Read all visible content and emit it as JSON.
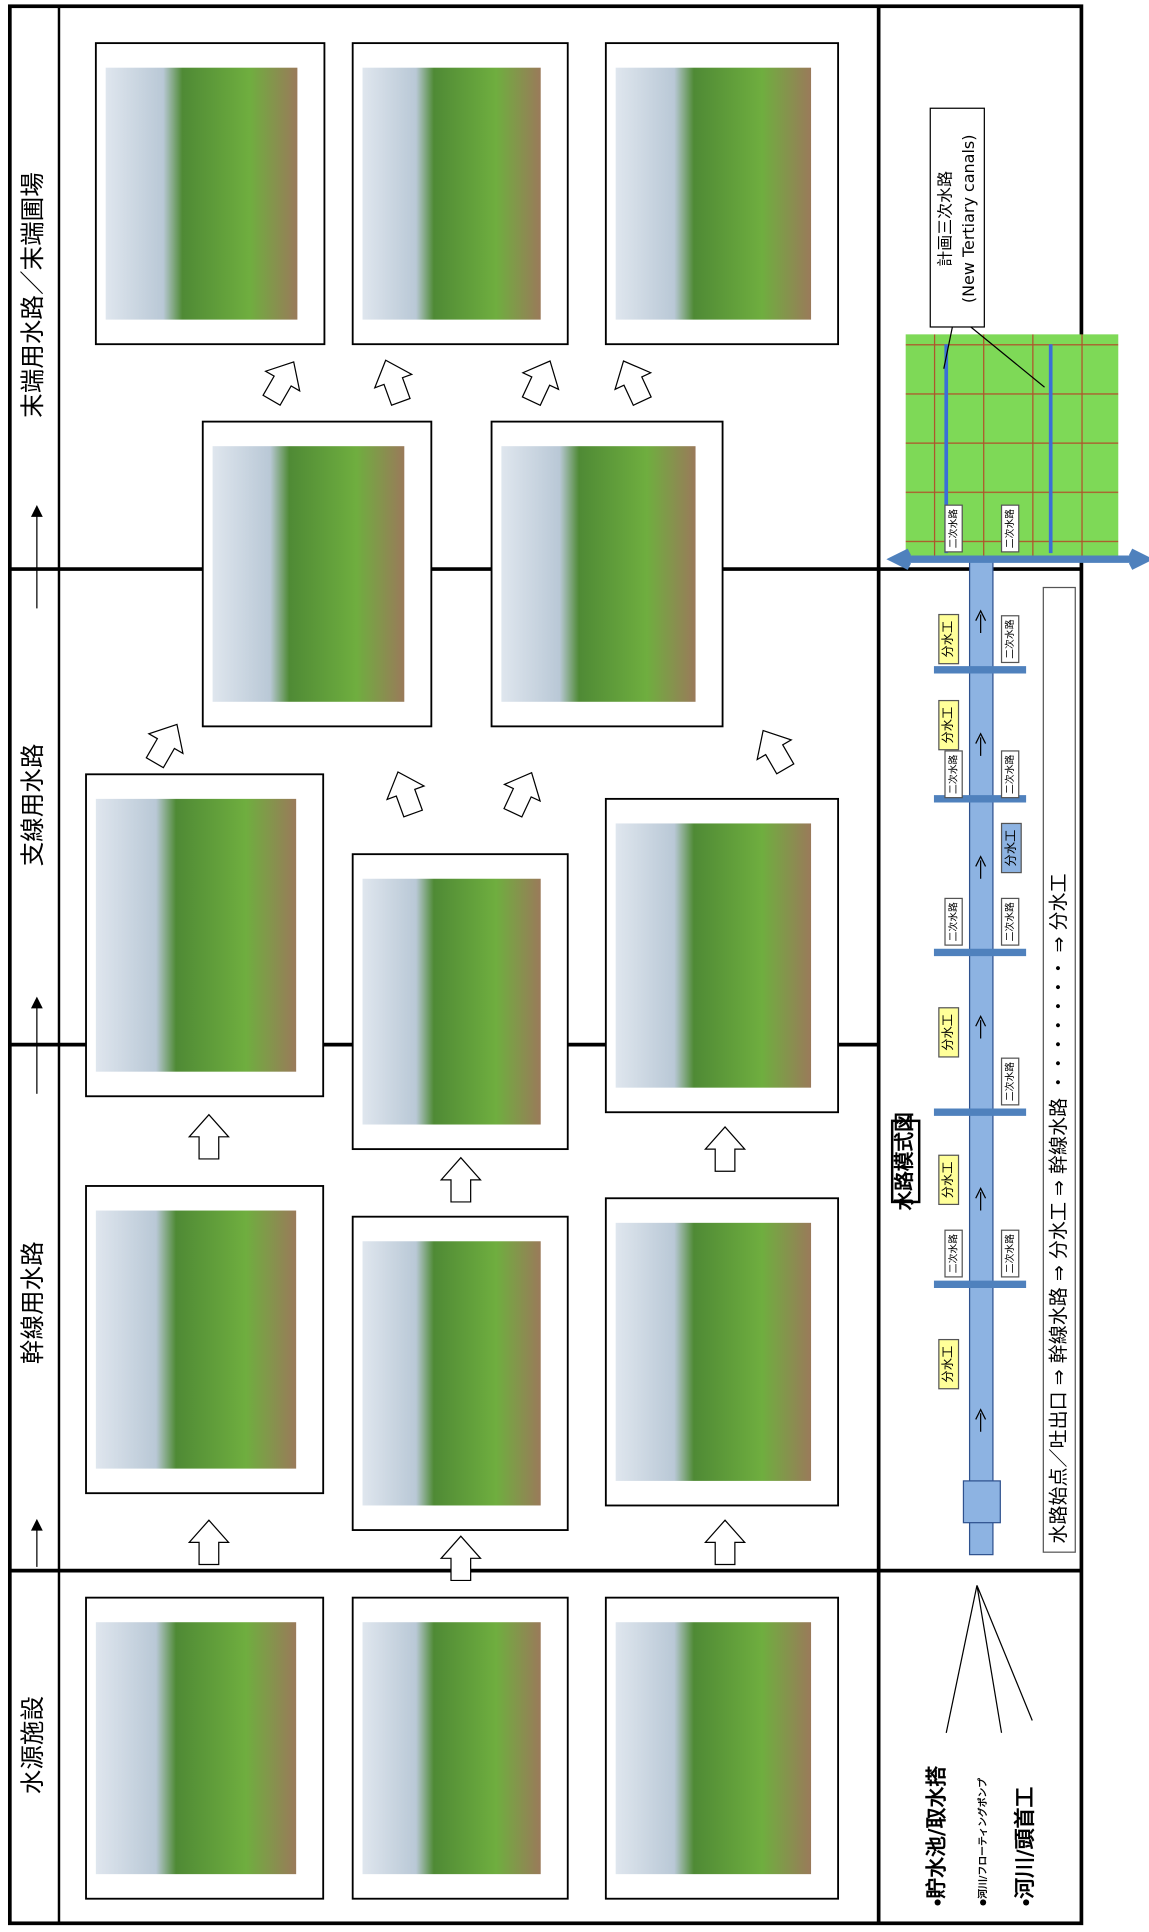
{
  "columns": [
    "水源施設",
    "幹線用水路",
    "支線用水路",
    "末端用水路／末端圃場"
  ],
  "sources": [
    "貯水池/取水搭",
    "河川/フローティングポンプ",
    "河川/頭首工"
  ],
  "schematic": {
    "title": "水路模式図",
    "flow": "水路始点／吐出口 ⇒ 幹線水路 ⇒ 分水工 ⇒ 幹線水路 ・・・・・・・ ⇒ 分水工",
    "diversions": [
      "分水工",
      "分水工",
      "分水工",
      "分水工",
      "分水工",
      "分水工"
    ],
    "secondary": [
      "二次水路",
      "二次水路",
      "二次水路",
      "二次水路",
      "二次水路",
      "二次水路",
      "二次水路",
      "二次水路",
      "二次水路",
      "二次水路"
    ],
    "tertiary": [
      "計画三次水路",
      "(New Tertiary canals)"
    ]
  }
}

What to work on: Leave out the pictures and give the rest of the records again exactly.

Answer to this problem:
Read all visible content and emit it as JSON.
{
  "columns": [
    "水源施設",
    "幹線用水路",
    "支線用水路",
    "末端用水路／末端圃場"
  ],
  "sources": [
    "貯水池/取水搭",
    "河川/フローティングポンプ",
    "河川/頭首工"
  ],
  "schematic": {
    "title": "水路模式図",
    "flow": "水路始点／吐出口 ⇒ 幹線水路 ⇒ 分水工 ⇒ 幹線水路 ・・・・・・・ ⇒ 分水工",
    "diversions": [
      "分水工",
      "分水工",
      "分水工",
      "分水工",
      "分水工",
      "分水工"
    ],
    "secondary": [
      "二次水路",
      "二次水路",
      "二次水路",
      "二次水路",
      "二次水路",
      "二次水路",
      "二次水路",
      "二次水路",
      "二次水路",
      "二次水路"
    ],
    "tertiary": [
      "計画三次水路",
      "(New Tertiary canals)"
    ]
  }
}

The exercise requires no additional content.